### Written request:
Look through the lines below and extract any with the word "RepositoryConfigurationDelegate".

### Records shown:
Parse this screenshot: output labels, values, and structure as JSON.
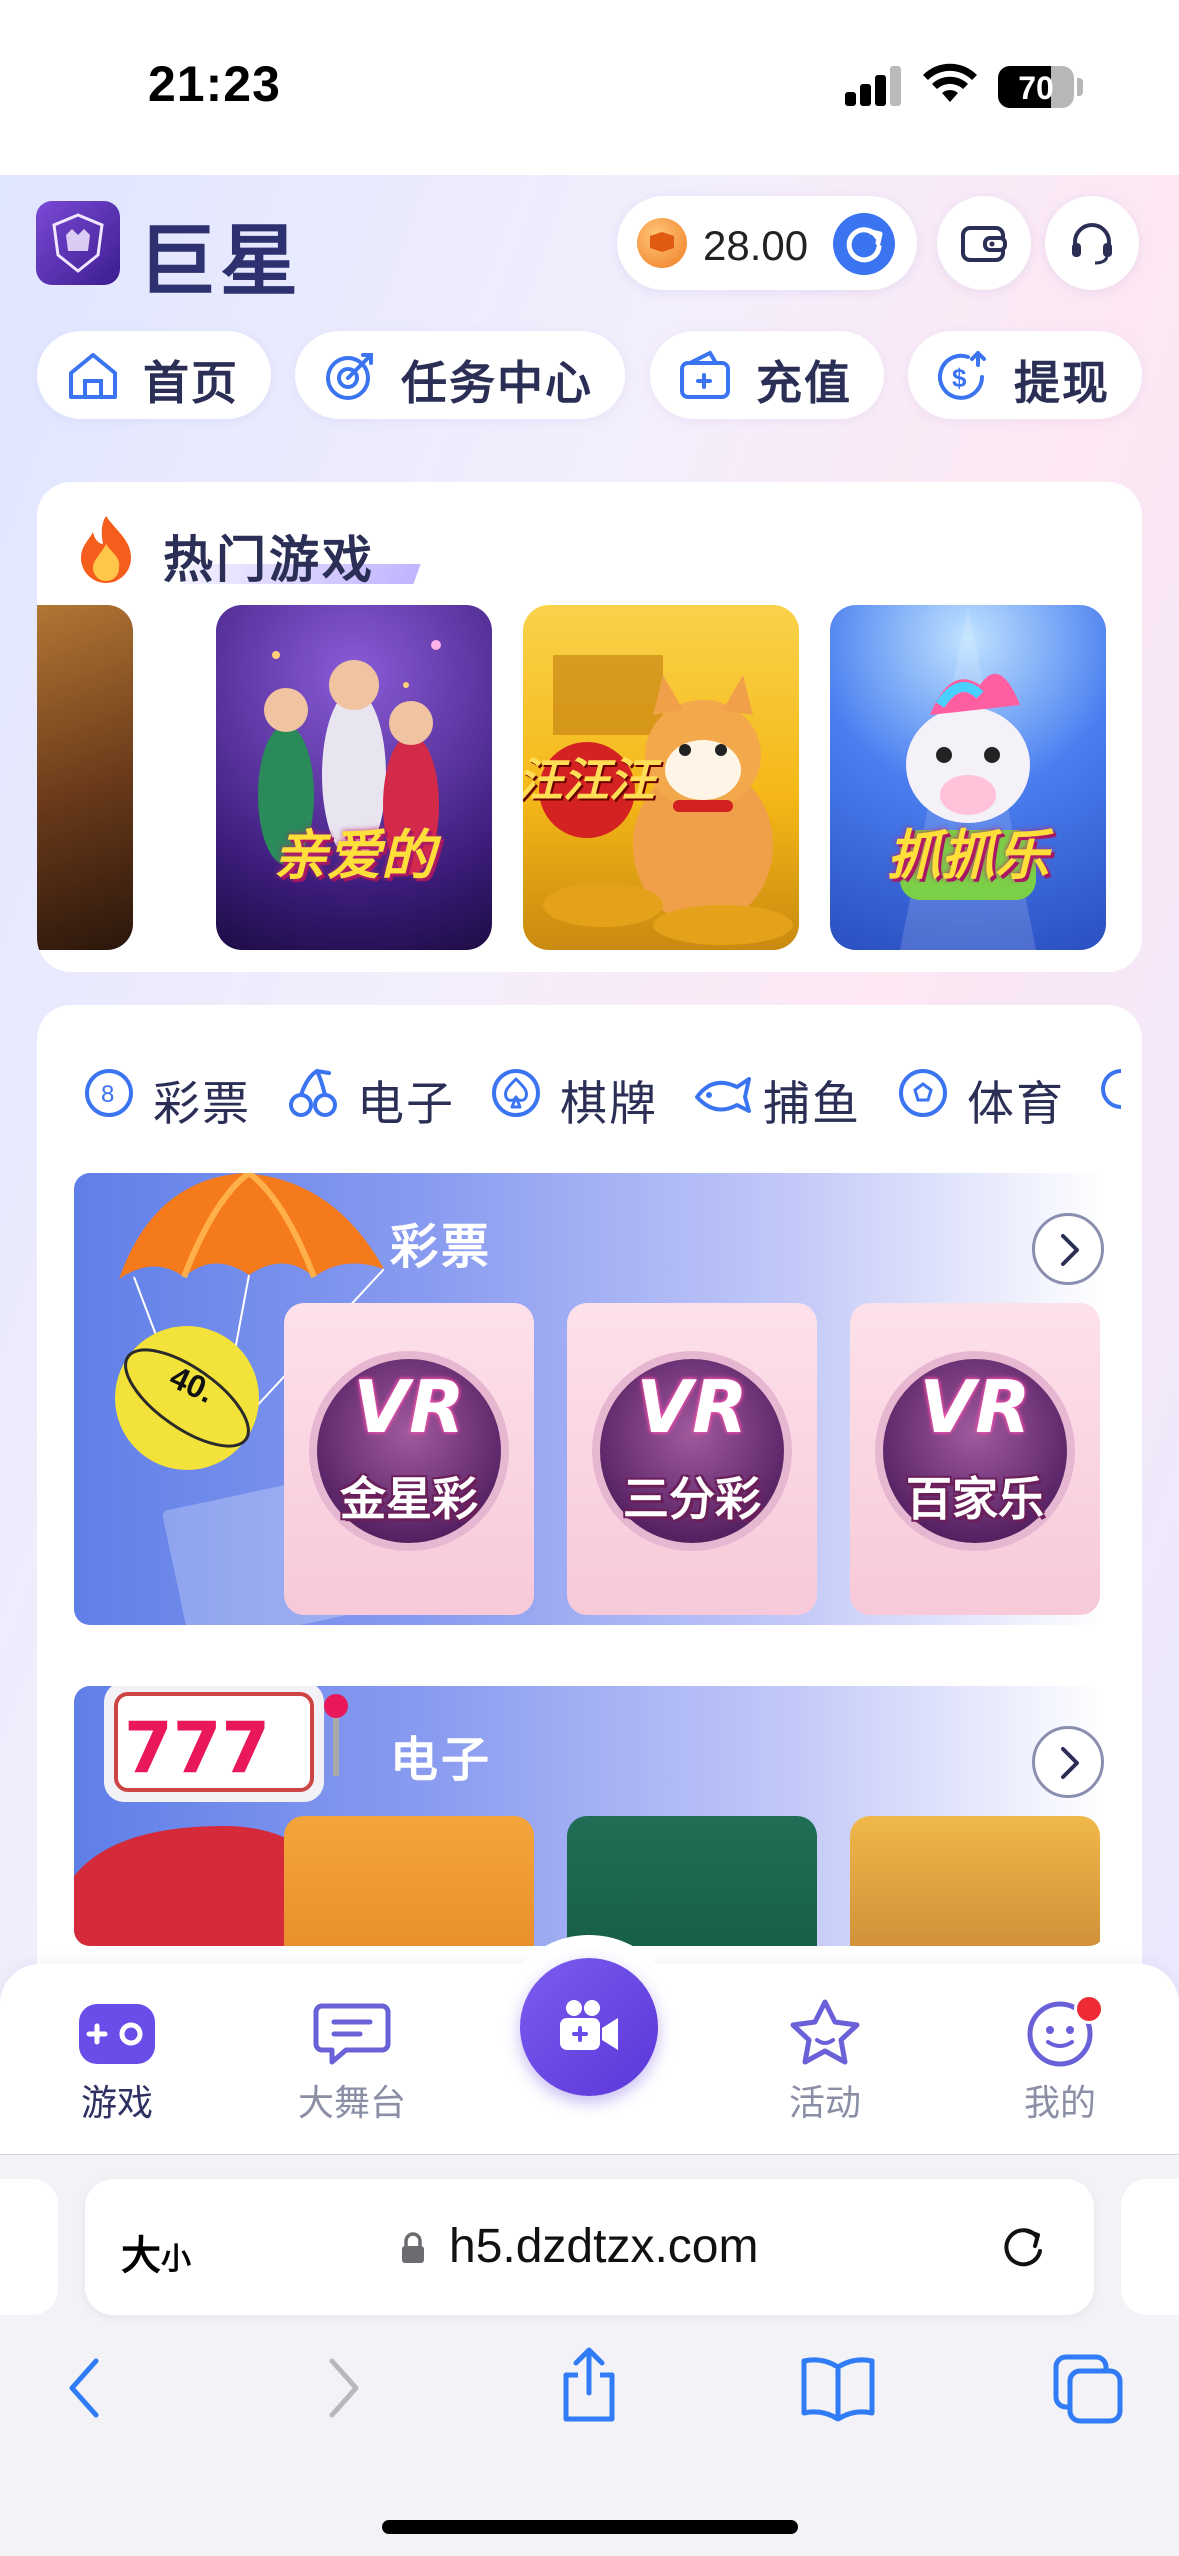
{
  "status_bar": {
    "time": "21:23",
    "battery": "70",
    "battery_level": 0.7
  },
  "header": {
    "brand": "巨星",
    "balance": "28.00",
    "icons": [
      "crest-logo-icon",
      "coin-icon",
      "refresh-icon",
      "wallet-icon",
      "headset-icon"
    ]
  },
  "nav": {
    "items": [
      {
        "label": "首页",
        "icon": "home-icon"
      },
      {
        "label": "任务中心",
        "icon": "target-icon"
      },
      {
        "label": "充值",
        "icon": "wallet-add-icon"
      },
      {
        "label": "提现",
        "icon": "dollar-withdraw-icon"
      }
    ]
  },
  "hot_games": {
    "title": "热门游戏",
    "games": [
      {
        "label": ""
      },
      {
        "label": "亲爱的"
      },
      {
        "label": "汪汪汪"
      },
      {
        "label": "抓抓乐"
      }
    ]
  },
  "categories": {
    "tabs": [
      {
        "label": "彩票",
        "icon": "lottery-ball-icon"
      },
      {
        "label": "电子",
        "icon": "cherries-icon"
      },
      {
        "label": "棋牌",
        "icon": "spade-icon"
      },
      {
        "label": "捕鱼",
        "icon": "fish-icon"
      },
      {
        "label": "体育",
        "icon": "soccer-ball-icon"
      }
    ]
  },
  "sections": {
    "lottery": {
      "title": "彩票",
      "ball_text": "40.",
      "tiles": [
        {
          "logo": "VR",
          "name": "金星彩"
        },
        {
          "logo": "VR",
          "name": "三分彩"
        },
        {
          "logo": "VR",
          "name": "百家乐"
        }
      ]
    },
    "electronic": {
      "title": "电子",
      "slot_text": "777"
    }
  },
  "tabbar": {
    "items": [
      {
        "label": "游戏",
        "active": true
      },
      {
        "label": "大舞台",
        "active": false
      },
      {
        "label": "活动",
        "active": false
      },
      {
        "label": "我的",
        "active": false
      }
    ]
  },
  "browser": {
    "text_size_label": "大",
    "text_size_small": "小",
    "url": "h5.dzdtzx.com"
  },
  "colors": {
    "accent": "#5a36d8",
    "brand_text": "#2d3170",
    "refresh": "#3a74f0",
    "badge": "#ee2b35"
  }
}
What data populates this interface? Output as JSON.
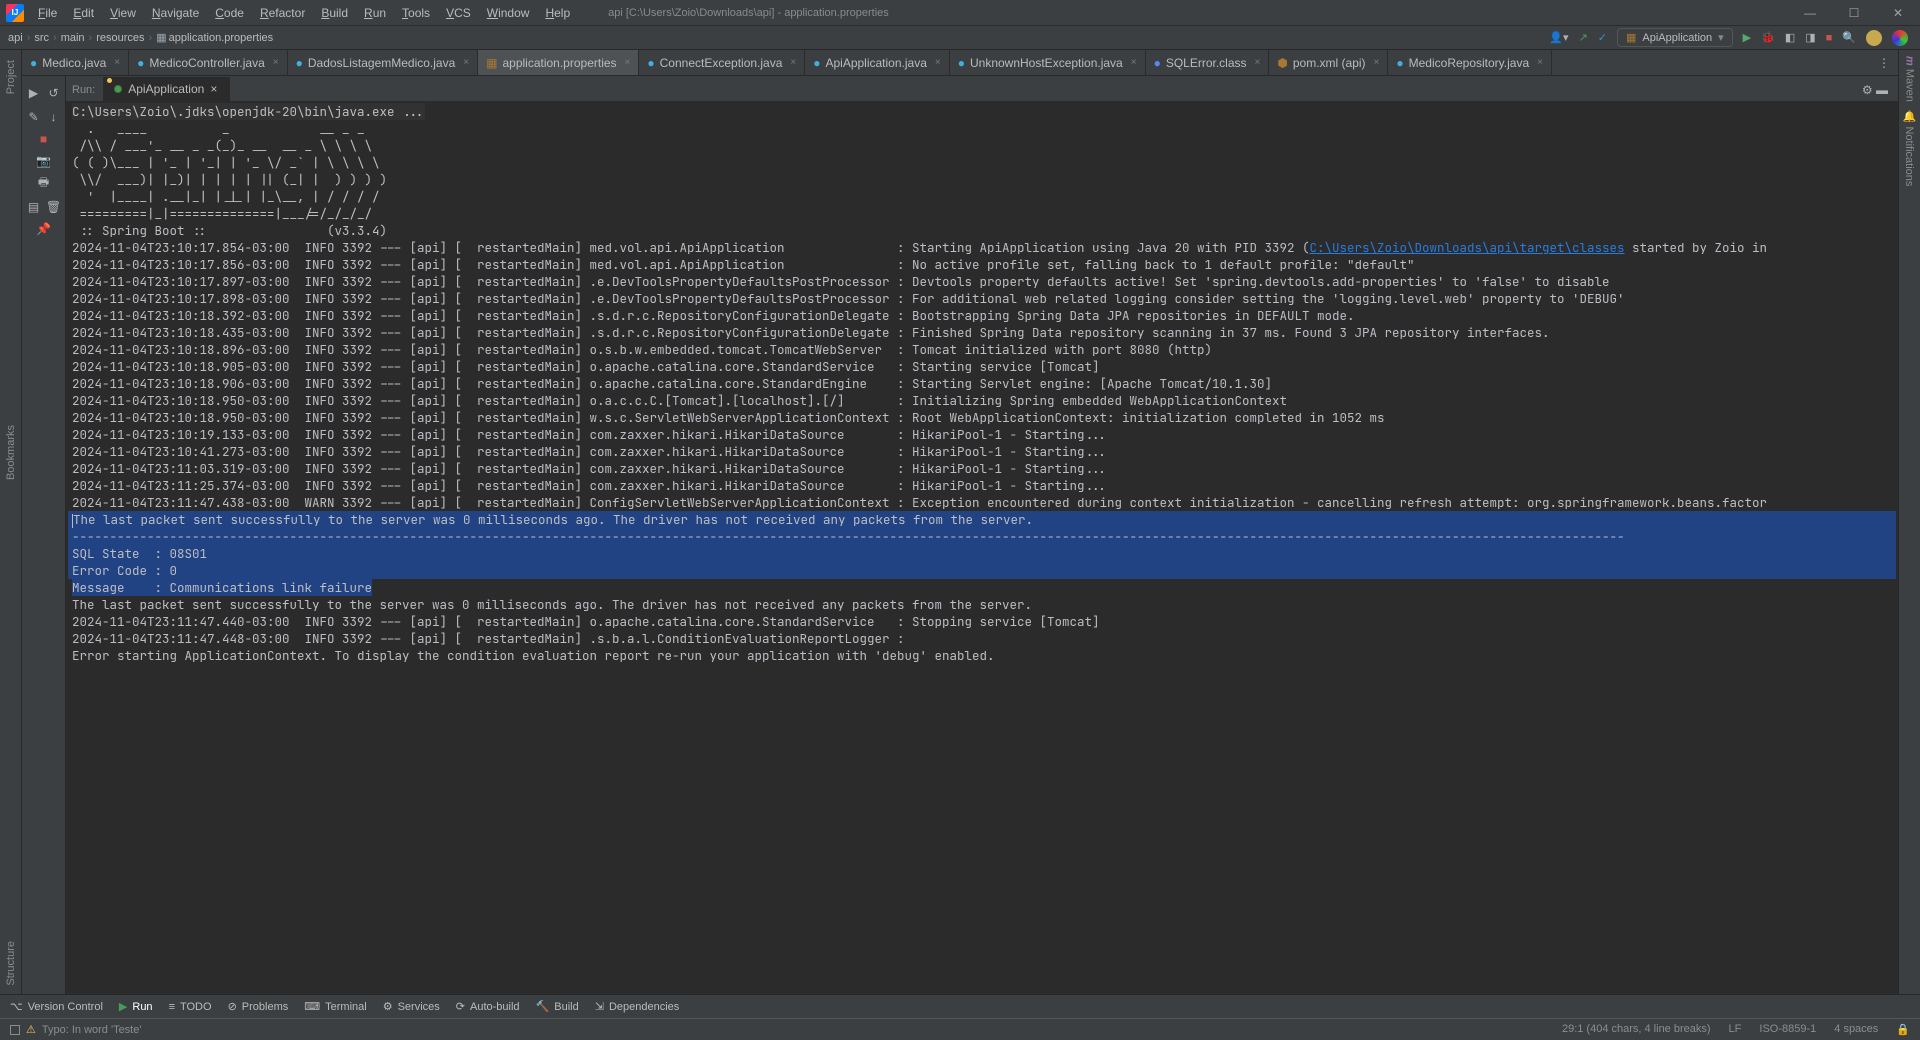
{
  "window": {
    "title": "api [C:\\Users\\Zoio\\Downloads\\api] - application.properties",
    "menus": [
      "File",
      "Edit",
      "View",
      "Navigate",
      "Code",
      "Refactor",
      "Build",
      "Run",
      "Tools",
      "VCS",
      "Window",
      "Help"
    ]
  },
  "breadcrumbs": [
    "api",
    "src",
    "main",
    "resources",
    "application.properties"
  ],
  "toolbar_right": {
    "run_config": "ApiApplication"
  },
  "tabs": [
    {
      "label": "Medico.java",
      "type": "java",
      "active": false
    },
    {
      "label": "MedicoController.java",
      "type": "java",
      "active": false
    },
    {
      "label": "DadosListagemMedico.java",
      "type": "java",
      "active": false
    },
    {
      "label": "application.properties",
      "type": "prop",
      "active": true
    },
    {
      "label": "ConnectException.java",
      "type": "java",
      "active": false
    },
    {
      "label": "ApiApplication.java",
      "type": "java",
      "active": false
    },
    {
      "label": "UnknownHostException.java",
      "type": "java",
      "active": false
    },
    {
      "label": "SQLError.class",
      "type": "class",
      "active": false
    },
    {
      "label": "pom.xml (api)",
      "type": "xml",
      "active": false
    },
    {
      "label": "MedicoRepository.java",
      "type": "java",
      "active": false
    }
  ],
  "run": {
    "label": "Run:",
    "tab": "ApiApplication"
  },
  "sidebars": {
    "left_top": "Project",
    "left_bottom1": "Bookmarks",
    "left_bottom2": "Structure",
    "right_top": "Maven",
    "right_next": "Notifications"
  },
  "console": {
    "prelude": "C:\\Users\\Zoio\\.jdks\\openjdk-20\\bin\\java.exe ...",
    "banner": [
      "  .   ____          _            __ _ _",
      " /\\\\ / ___'_ __ _ _(_)_ __  __ _ \\ \\ \\ \\",
      "( ( )\\___ | '_ | '_| | '_ \\/ _` | \\ \\ \\ \\",
      " \\\\/  ___)| |_)| | | | | || (_| |  ) ) ) )",
      "  '  |____| .__|_| |_|_| |_\\__, | / / / /",
      " =========|_|==============|___/=/_/_/_/"
    ],
    "spring_line": " :: Spring Boot ::                (v3.3.4)",
    "logs": [
      "2024-11-04T23:10:17.854-03:00  INFO 3392 --- [api] [  restartedMain] med.vol.api.ApiApplication               : Starting ApiApplication using Java 20 with PID 3392 (|LINK|C:\\Users\\Zoio\\Downloads\\api\\target\\classes|/LINK| started by Zoio in",
      "2024-11-04T23:10:17.856-03:00  INFO 3392 --- [api] [  restartedMain] med.vol.api.ApiApplication               : No active profile set, falling back to 1 default profile: \"default\"",
      "2024-11-04T23:10:17.897-03:00  INFO 3392 --- [api] [  restartedMain] .e.DevToolsPropertyDefaultsPostProcessor : Devtools property defaults active! Set 'spring.devtools.add-properties' to 'false' to disable",
      "2024-11-04T23:10:17.898-03:00  INFO 3392 --- [api] [  restartedMain] .e.DevToolsPropertyDefaultsPostProcessor : For additional web related logging consider setting the 'logging.level.web' property to 'DEBUG'",
      "2024-11-04T23:10:18.392-03:00  INFO 3392 --- [api] [  restartedMain] .s.d.r.c.RepositoryConfigurationDelegate : Bootstrapping Spring Data JPA repositories in DEFAULT mode.",
      "2024-11-04T23:10:18.435-03:00  INFO 3392 --- [api] [  restartedMain] .s.d.r.c.RepositoryConfigurationDelegate : Finished Spring Data repository scanning in 37 ms. Found 3 JPA repository interfaces.",
      "2024-11-04T23:10:18.896-03:00  INFO 3392 --- [api] [  restartedMain] o.s.b.w.embedded.tomcat.TomcatWebServer  : Tomcat initialized with port 8080 (http)",
      "2024-11-04T23:10:18.905-03:00  INFO 3392 --- [api] [  restartedMain] o.apache.catalina.core.StandardService   : Starting service [Tomcat]",
      "2024-11-04T23:10:18.906-03:00  INFO 3392 --- [api] [  restartedMain] o.apache.catalina.core.StandardEngine    : Starting Servlet engine: [Apache Tomcat/10.1.30]",
      "2024-11-04T23:10:18.950-03:00  INFO 3392 --- [api] [  restartedMain] o.a.c.c.C.[Tomcat].[localhost].[/]       : Initializing Spring embedded WebApplicationContext",
      "2024-11-04T23:10:18.950-03:00  INFO 3392 --- [api] [  restartedMain] w.s.c.ServletWebServerApplicationContext : Root WebApplicationContext: initialization completed in 1052 ms",
      "2024-11-04T23:10:19.133-03:00  INFO 3392 --- [api] [  restartedMain] com.zaxxer.hikari.HikariDataSource       : HikariPool-1 - Starting...",
      "2024-11-04T23:10:41.273-03:00  INFO 3392 --- [api] [  restartedMain] com.zaxxer.hikari.HikariDataSource       : HikariPool-1 - Starting...",
      "2024-11-04T23:11:03.319-03:00  INFO 3392 --- [api] [  restartedMain] com.zaxxer.hikari.HikariDataSource       : HikariPool-1 - Starting...",
      "2024-11-04T23:11:25.374-03:00  INFO 3392 --- [api] [  restartedMain] com.zaxxer.hikari.HikariDataSource       : HikariPool-1 - Starting...",
      "2024-11-04T23:11:47.438-03:00  WARN 3392 --- [api] [  restartedMain] ConfigServletWebServerApplicationContext : Exception encountered during context initialization - cancelling refresh attempt: org.springframework.beans.factor"
    ],
    "selected": [
      "The last packet sent successfully to the server was 0 milliseconds ago. The driver has not received any packets from the server.",
      "---------------------------------------------------------------------------------------------------------------------------------------------------------------------------------------------------------------",
      "SQL State  : 08S01",
      "Error Code : 0"
    ],
    "selected_partial": "Message    : Communications link failure",
    "after": [
      "",
      "The last packet sent successfully to the server was 0 milliseconds ago. The driver has not received any packets from the server.",
      "",
      "2024-11-04T23:11:47.440-03:00  INFO 3392 --- [api] [  restartedMain] o.apache.catalina.core.StandardService   : Stopping service [Tomcat]",
      "2024-11-04T23:11:47.448-03:00  INFO 3392 --- [api] [  restartedMain] .s.b.a.l.ConditionEvaluationReportLogger :",
      "",
      "Error starting ApplicationContext. To display the condition evaluation report re-run your application with 'debug' enabled."
    ]
  },
  "bottom_tools": [
    {
      "icon": "branch",
      "label": "Version Control"
    },
    {
      "icon": "run",
      "label": "Run",
      "active": true
    },
    {
      "icon": "todo",
      "label": "TODO"
    },
    {
      "icon": "problems",
      "label": "Problems"
    },
    {
      "icon": "terminal",
      "label": "Terminal"
    },
    {
      "icon": "services",
      "label": "Services"
    },
    {
      "icon": "autobuild",
      "label": "Auto-build"
    },
    {
      "icon": "build",
      "label": "Build"
    },
    {
      "icon": "deps",
      "label": "Dependencies"
    }
  ],
  "status": {
    "left": "Typo: In word 'Teste'",
    "caret": "29:1 (404 chars, 4 line breaks)",
    "eol": "LF",
    "enc": "ISO-8859-1",
    "indent": "4 spaces"
  }
}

### Exercise solution:
      "2024-11-04T23:10:18.392-03:00  INFO 3392 --- [api] [  restartedMain] .s.d.r.c.RepositoryConfigurationDelegate : Bootstrapping Spring Data JPA repositories in DEFAULT mode.",
      "2024-11-04T23:10:18.435-03:00  INFO 3392 --- [api] [  restartedMain] .s.d.r.c.RepositoryConfigurationDelegate : Finished Spring Data repository scanning in 37 ms. Found 3 JPA repository interfaces.",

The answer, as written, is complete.